EXERCISE INSTRUCTIONS
Transcribe all records exactly.

THE RECORDS

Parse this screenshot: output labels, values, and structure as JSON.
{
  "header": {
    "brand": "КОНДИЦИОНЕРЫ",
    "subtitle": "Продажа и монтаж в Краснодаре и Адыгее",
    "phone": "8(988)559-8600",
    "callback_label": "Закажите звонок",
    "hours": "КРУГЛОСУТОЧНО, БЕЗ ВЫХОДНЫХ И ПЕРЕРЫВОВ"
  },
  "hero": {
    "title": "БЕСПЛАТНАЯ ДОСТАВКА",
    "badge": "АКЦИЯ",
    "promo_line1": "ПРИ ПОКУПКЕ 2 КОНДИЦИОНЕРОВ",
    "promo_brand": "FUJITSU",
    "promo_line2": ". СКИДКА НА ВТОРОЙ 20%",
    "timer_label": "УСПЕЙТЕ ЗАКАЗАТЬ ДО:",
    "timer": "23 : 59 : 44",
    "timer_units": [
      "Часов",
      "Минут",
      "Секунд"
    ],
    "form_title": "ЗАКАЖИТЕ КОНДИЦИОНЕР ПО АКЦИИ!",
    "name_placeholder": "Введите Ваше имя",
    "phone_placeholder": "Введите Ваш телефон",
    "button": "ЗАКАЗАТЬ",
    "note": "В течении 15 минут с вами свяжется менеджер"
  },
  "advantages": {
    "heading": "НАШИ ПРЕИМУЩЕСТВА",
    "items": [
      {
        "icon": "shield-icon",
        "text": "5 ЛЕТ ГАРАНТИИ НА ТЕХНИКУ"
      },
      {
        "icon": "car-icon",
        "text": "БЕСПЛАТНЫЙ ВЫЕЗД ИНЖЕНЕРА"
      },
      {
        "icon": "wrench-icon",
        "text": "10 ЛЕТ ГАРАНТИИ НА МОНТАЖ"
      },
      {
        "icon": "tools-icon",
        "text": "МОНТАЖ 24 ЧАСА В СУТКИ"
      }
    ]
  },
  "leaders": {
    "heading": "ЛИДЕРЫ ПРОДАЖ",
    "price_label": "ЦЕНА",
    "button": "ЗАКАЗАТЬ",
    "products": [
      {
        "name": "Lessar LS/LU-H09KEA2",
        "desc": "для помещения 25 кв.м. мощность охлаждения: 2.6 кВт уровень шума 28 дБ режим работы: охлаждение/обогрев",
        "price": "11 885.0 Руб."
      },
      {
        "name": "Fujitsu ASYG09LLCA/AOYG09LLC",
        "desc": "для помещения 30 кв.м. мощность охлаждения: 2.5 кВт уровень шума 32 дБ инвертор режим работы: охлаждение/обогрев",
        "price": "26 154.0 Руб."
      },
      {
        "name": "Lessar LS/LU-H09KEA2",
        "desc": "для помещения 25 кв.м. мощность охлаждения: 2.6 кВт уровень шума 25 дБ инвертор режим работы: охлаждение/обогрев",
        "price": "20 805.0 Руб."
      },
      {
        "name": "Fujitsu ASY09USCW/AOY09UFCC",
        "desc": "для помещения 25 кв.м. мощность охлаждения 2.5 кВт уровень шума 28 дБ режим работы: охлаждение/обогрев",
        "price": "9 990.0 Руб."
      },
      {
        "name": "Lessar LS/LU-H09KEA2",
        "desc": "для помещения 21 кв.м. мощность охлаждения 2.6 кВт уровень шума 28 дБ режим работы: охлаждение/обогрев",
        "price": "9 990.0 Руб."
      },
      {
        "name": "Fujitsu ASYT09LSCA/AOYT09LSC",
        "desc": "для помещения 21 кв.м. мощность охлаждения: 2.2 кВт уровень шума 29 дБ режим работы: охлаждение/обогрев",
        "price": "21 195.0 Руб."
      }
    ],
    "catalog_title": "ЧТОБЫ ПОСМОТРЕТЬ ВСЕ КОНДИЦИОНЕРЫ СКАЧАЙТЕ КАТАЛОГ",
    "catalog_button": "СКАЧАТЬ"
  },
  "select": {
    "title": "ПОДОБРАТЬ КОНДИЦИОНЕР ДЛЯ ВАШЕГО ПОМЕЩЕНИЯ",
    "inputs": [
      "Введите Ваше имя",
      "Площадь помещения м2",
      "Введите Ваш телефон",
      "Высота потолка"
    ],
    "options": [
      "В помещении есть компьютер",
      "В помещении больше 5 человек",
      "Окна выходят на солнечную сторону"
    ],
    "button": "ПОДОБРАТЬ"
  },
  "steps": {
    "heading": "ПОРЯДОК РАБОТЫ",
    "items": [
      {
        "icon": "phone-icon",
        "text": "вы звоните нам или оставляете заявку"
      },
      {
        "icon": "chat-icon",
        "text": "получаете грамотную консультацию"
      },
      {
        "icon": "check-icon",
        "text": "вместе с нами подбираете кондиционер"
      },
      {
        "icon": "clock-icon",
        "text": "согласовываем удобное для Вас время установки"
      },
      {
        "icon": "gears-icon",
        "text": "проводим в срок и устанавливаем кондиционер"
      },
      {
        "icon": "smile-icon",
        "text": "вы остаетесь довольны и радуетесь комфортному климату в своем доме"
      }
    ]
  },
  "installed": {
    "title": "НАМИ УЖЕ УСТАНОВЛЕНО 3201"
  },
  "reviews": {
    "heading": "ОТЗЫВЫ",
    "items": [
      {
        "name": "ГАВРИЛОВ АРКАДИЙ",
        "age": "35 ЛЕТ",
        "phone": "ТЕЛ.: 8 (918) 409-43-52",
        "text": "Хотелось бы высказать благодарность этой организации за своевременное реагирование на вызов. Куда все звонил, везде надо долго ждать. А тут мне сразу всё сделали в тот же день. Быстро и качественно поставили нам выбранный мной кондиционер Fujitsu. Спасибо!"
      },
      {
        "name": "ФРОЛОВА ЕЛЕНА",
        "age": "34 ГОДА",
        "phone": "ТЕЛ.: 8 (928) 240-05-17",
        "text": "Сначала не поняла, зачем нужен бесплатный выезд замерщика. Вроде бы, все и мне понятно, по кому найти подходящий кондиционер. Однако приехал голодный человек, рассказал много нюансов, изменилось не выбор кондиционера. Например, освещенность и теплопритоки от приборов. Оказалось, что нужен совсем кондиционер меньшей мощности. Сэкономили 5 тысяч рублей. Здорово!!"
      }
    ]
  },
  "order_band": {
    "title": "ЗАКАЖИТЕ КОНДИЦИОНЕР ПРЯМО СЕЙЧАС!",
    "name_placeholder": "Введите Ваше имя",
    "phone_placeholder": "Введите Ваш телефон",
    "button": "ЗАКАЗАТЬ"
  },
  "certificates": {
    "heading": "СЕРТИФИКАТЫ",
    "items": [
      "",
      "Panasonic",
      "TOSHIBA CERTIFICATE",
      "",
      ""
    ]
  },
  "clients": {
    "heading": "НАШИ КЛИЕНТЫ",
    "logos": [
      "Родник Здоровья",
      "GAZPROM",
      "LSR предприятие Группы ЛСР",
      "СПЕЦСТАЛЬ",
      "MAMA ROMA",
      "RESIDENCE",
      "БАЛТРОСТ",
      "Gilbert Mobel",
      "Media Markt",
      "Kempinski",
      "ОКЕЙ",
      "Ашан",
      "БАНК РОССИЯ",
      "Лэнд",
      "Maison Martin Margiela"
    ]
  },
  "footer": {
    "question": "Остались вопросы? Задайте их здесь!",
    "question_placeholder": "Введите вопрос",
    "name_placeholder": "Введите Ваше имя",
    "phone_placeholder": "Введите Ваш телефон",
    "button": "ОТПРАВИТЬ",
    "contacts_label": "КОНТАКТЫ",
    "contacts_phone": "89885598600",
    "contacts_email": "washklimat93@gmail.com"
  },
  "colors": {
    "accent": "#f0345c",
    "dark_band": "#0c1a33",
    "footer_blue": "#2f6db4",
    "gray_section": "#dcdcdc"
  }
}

SOLUTION TO THE PROBLEM
Parse this screenshot: output labels, values, and structure as JSON.
{
  "header": {
    "brand": "КОНДИЦИОНЕРЫ",
    "subtitle": "Продажа и монтаж в Краснодаре и Адыгее",
    "phone": "8(988)559-8600",
    "callback_label": "Закажите звонок",
    "hours": "КРУГЛОСУТОЧНО, БЕЗ ВЫХОДНЫХ И ПЕРЕРЫВОВ"
  },
  "hero": {
    "title": "БЕСПЛАТНАЯ ДОСТАВКА",
    "badge": "АКЦИЯ",
    "promo_line1": "ПРИ ПОКУПКЕ 2 КОНДИЦИОНЕРОВ",
    "promo_brand": "FUJITSU",
    "promo_line2": ". СКИДКА НА ВТОРОЙ 20%",
    "timer_label": "УСПЕЙТЕ ЗАКАЗАТЬ ДО:",
    "timer": "23 : 59 : 44",
    "timer_units": [
      "Часов",
      "Минут",
      "Секунд"
    ],
    "form_title": "ЗАКАЖИТЕ КОНДИЦИОНЕР ПО АКЦИИ!",
    "name_placeholder": "Введите Ваше имя",
    "phone_placeholder": "Введите Ваш телефон",
    "button": "ЗАКАЗАТЬ",
    "note": "В течении 15 минут с вами свяжется менеджер"
  },
  "advantages": {
    "heading": "НАШИ ПРЕИМУЩЕСТВА",
    "items": [
      {
        "icon": "shield-icon",
        "text": "5 ЛЕТ ГАРАНТИИ НА ТЕХНИКУ"
      },
      {
        "icon": "car-icon",
        "text": "БЕСПЛАТНЫЙ ВЫЕЗД ИНЖЕНЕРА"
      },
      {
        "icon": "wrench-icon",
        "text": "10 ЛЕТ ГАРАНТИИ НА МОНТАЖ"
      },
      {
        "icon": "tools-icon",
        "text": "МОНТАЖ 24 ЧАСА В СУТКИ"
      }
    ]
  },
  "leaders": {
    "heading": "ЛИДЕРЫ ПРОДАЖ",
    "price_label": "ЦЕНА",
    "button": "ЗАКАЗАТЬ",
    "products": [
      {
        "name": "Lessar LS/LU-H09KEA2",
        "desc": "для помещения 25 кв.м. мощность охлаждения: 2.6 кВт уровень шума 28 дБ режим работы: охлаждение/обогрев",
        "price": "11 885.0 Руб."
      },
      {
        "name": "Fujitsu ASYG09LLCA/AOYG09LLC",
        "desc": "для помещения 30 кв.м. мощность охлаждения: 2.5 кВт уровень шума 32 дБ инвертор режим работы: охлаждение/обогрев",
        "price": "26 154.0 Руб."
      },
      {
        "name": "Lessar LS/LU-H09KEA2",
        "desc": "для помещения 25 кв.м. мощность охлаждения: 2.6 кВт уровень шума 25 дБ инвертор режим работы: охлаждение/обогрев",
        "price": "20 805.0 Руб."
      },
      {
        "name": "Fujitsu ASY09USCW/AOY09UFCC",
        "desc": "для помещения 25 кв.м. мощность охлаждения 2.5 кВт уровень шума 28 дБ режим работы: охлаждение/обогрев",
        "price": "9 990.0 Руб."
      },
      {
        "name": "Lessar LS/LU-H09KEA2",
        "desc": "для помещения 21 кв.м. мощность охлаждения 2.6 кВт уровень шума 28 дБ режим работы: охлаждение/обогрев",
        "price": "9 990.0 Руб."
      },
      {
        "name": "Fujitsu ASYT09LSCA/AOYT09LSC",
        "desc": "для помещения 21 кв.м. мощность охлаждения: 2.2 кВт уровень шума 29 дБ режим работы: охлаждение/обогрев",
        "price": "21 195.0 Руб."
      }
    ],
    "catalog_title": "ЧТОБЫ ПОСМОТРЕТЬ ВСЕ КОНДИЦИОНЕРЫ СКАЧАЙТЕ КАТАЛОГ",
    "catalog_button": "СКАЧАТЬ"
  },
  "select": {
    "title": "ПОДОБРАТЬ КОНДИЦИОНЕР ДЛЯ ВАШЕГО ПОМЕЩЕНИЯ",
    "inputs": [
      "Введите Ваше имя",
      "Площадь помещения м2",
      "Введите Ваш телефон",
      "Высота потолка"
    ],
    "options": [
      "В помещении есть компьютер",
      "В помещении больше 5 человек",
      "Окна выходят на солнечную сторону"
    ],
    "button": "ПОДОБРАТЬ"
  },
  "steps": {
    "heading": "ПОРЯДОК РАБОТЫ",
    "items": [
      {
        "icon": "phone-icon",
        "text": "вы звоните нам или оставляете заявку"
      },
      {
        "icon": "chat-icon",
        "text": "получаете грамотную консультацию"
      },
      {
        "icon": "check-icon",
        "text": "вместе с нами подбираете кондиционер"
      },
      {
        "icon": "clock-icon",
        "text": "согласовываем удобное для Вас время установки"
      },
      {
        "icon": "gears-icon",
        "text": "проводим в срок и устанавливаем кондиционер"
      },
      {
        "icon": "smile-icon",
        "text": "вы остаетесь довольны и радуетесь комфортному климату в своем доме"
      }
    ]
  },
  "installed": {
    "title": "НАМИ УЖЕ УСТАНОВЛЕНО 3201"
  },
  "reviews": {
    "heading": "ОТЗЫВЫ",
    "items": [
      {
        "name": "ГАВРИЛОВ АРКАДИЙ",
        "age": "35 ЛЕТ",
        "phone": "ТЕЛ.: 8 (918) 409-43-52",
        "text": "Хотелось бы высказать благодарность этой организации за своевременное реагирование на вызов. Куда все звонил, везде надо долго ждать. А тут мне сразу всё сделали в тот же день. Быстро и качественно поставили нам выбранный мной кондиционер Fujitsu. Спасибо!"
      },
      {
        "name": "ФРОЛОВА ЕЛЕНА",
        "age": "34 ГОДА",
        "phone": "ТЕЛ.: 8 (928) 240-05-17",
        "text": "Сначала не поняла, зачем нужен бесплатный выезд замерщика. Вроде бы, все и мне понятно, по кому найти подходящий кондиционер. Однако приехал голодный человек, рассказал много нюансов, изменилось не выбор кондиционера. Например, освещенность и теплопритоки от приборов. Оказалось, что нужен совсем кондиционер меньшей мощности. Сэкономили 5 тысяч рублей. Здорово!!"
      }
    ]
  },
  "order_band": {
    "title": "ЗАКАЖИТЕ КОНДИЦИОНЕР ПРЯМО СЕЙЧАС!",
    "name_placeholder": "Введите Ваше имя",
    "phone_placeholder": "Введите Ваш телефон",
    "button": "ЗАКАЗАТЬ"
  },
  "certificates": {
    "heading": "СЕРТИФИКАТЫ",
    "items": [
      "",
      "Panasonic",
      "TOSHIBA CERTIFICATE",
      "",
      ""
    ]
  },
  "clients": {
    "heading": "НАШИ КЛИЕНТЫ",
    "logos": [
      "Родник Здоровья",
      "GAZPROM",
      "LSR предприятие Группы ЛСР",
      "СПЕЦСТАЛЬ",
      "MAMA ROMA",
      "RESIDENCE",
      "БАЛТРОСТ",
      "Gilbert Mobel",
      "Media Markt",
      "Kempinski",
      "ОКЕЙ",
      "Ашан",
      "БАНК РОССИЯ",
      "Лэнд",
      "Maison Martin Margiela"
    ]
  },
  "footer": {
    "question": "Остались вопросы? Задайте их здесь!",
    "question_placeholder": "Введите вопрос",
    "name_placeholder": "Введите Ваше имя",
    "phone_placeholder": "Введите Ваш телефон",
    "button": "ОТПРАВИТЬ",
    "contacts_label": "КОНТАКТЫ",
    "contacts_phone": "89885598600",
    "contacts_email": "washklimat93@gmail.com"
  },
  "colors": {
    "accent": "#f0345c",
    "dark_band": "#0c1a33",
    "footer_blue": "#2f6db4",
    "gray_section": "#dcdcdc"
  }
}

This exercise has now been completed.